[Exercise directions]
Copy every entry below without changing anything, and leave the pictures out of your answer.

[Extracted information]
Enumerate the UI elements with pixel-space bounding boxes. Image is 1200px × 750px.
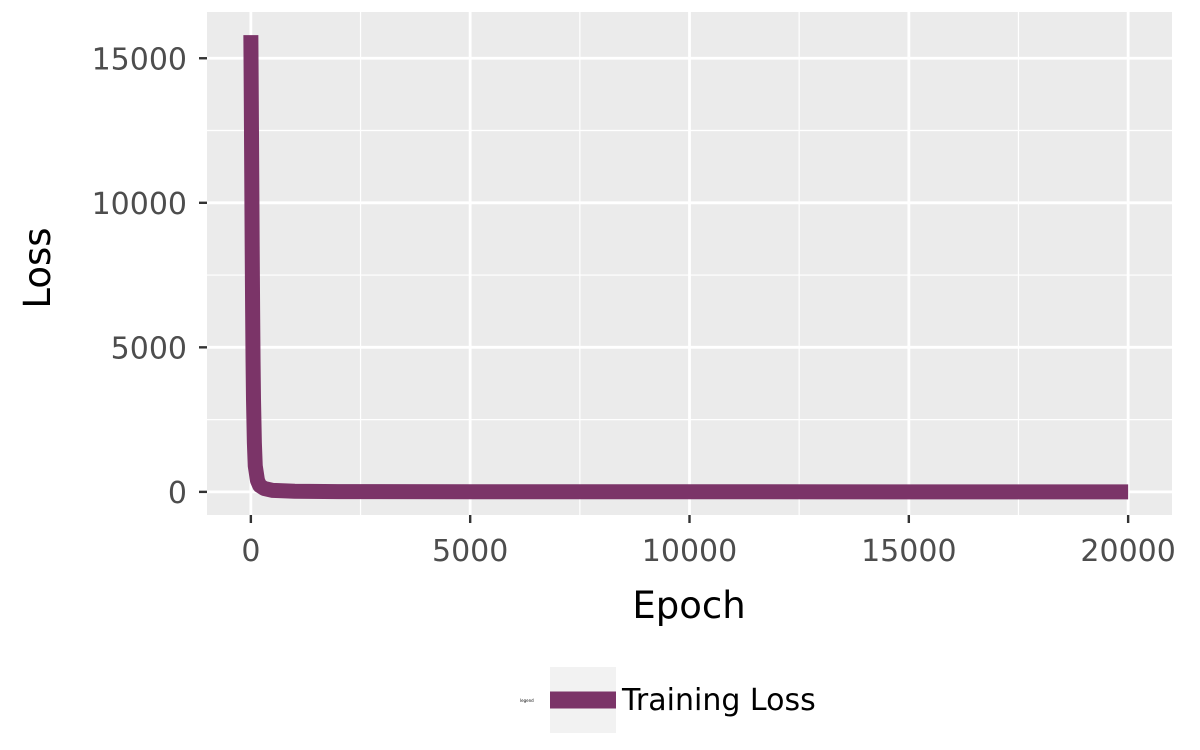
- series-line-0: [243, 35, 1129, 500]
- series-layer: [243, 35, 1129, 500]
- y-tick-label: 15000: [92, 42, 187, 77]
- legend-label: Training Loss: [621, 683, 816, 718]
- x-tick-label: 5000: [432, 534, 508, 569]
- y-tick-label: 5000: [111, 331, 187, 366]
- x-tick-label: 15000: [861, 534, 956, 569]
- x-axis-title: Epoch: [632, 584, 745, 627]
- legend: legend Training Loss: [520, 667, 816, 733]
- legend-title: legend: [520, 698, 534, 703]
- y-axis: 0 5000 10000 15000: [92, 42, 207, 511]
- y-axis-title: Loss: [16, 227, 59, 308]
- x-tick-label: 20000: [1080, 534, 1175, 569]
- y-tick-label: 0: [168, 476, 187, 511]
- x-tick-label: 0: [241, 534, 260, 569]
- y-tick-label: 10000: [92, 187, 187, 222]
- x-tick-label: 10000: [642, 534, 737, 569]
- x-axis: 0 5000 10000 15000 20000: [241, 515, 1176, 569]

[Exercise answer]
Enumerate the UI elements with pixel-space bounding boxes. Image is 1200px × 750px.
- series-line-0: [243, 35, 1129, 500]
- series-layer: [243, 35, 1129, 500]
- y-tick-label: 15000: [92, 42, 187, 77]
- legend-label: Training Loss: [621, 683, 816, 718]
- x-tick-label: 5000: [432, 534, 508, 569]
- y-tick-label: 5000: [111, 331, 187, 366]
- x-tick-label: 15000: [861, 534, 956, 569]
- x-axis-title: Epoch: [632, 584, 745, 627]
- legend: legend Training Loss: [520, 667, 816, 733]
- legend-title: legend: [520, 698, 534, 703]
- y-axis: 0 5000 10000 15000: [92, 42, 207, 511]
- y-axis-title: Loss: [16, 227, 59, 308]
- x-tick-label: 20000: [1080, 534, 1175, 569]
- y-tick-label: 0: [168, 476, 187, 511]
- x-tick-label: 0: [241, 534, 260, 569]
- y-tick-label: 10000: [92, 187, 187, 222]
- x-tick-label: 10000: [642, 534, 737, 569]
- x-axis: 0 5000 10000 15000 20000: [241, 515, 1176, 569]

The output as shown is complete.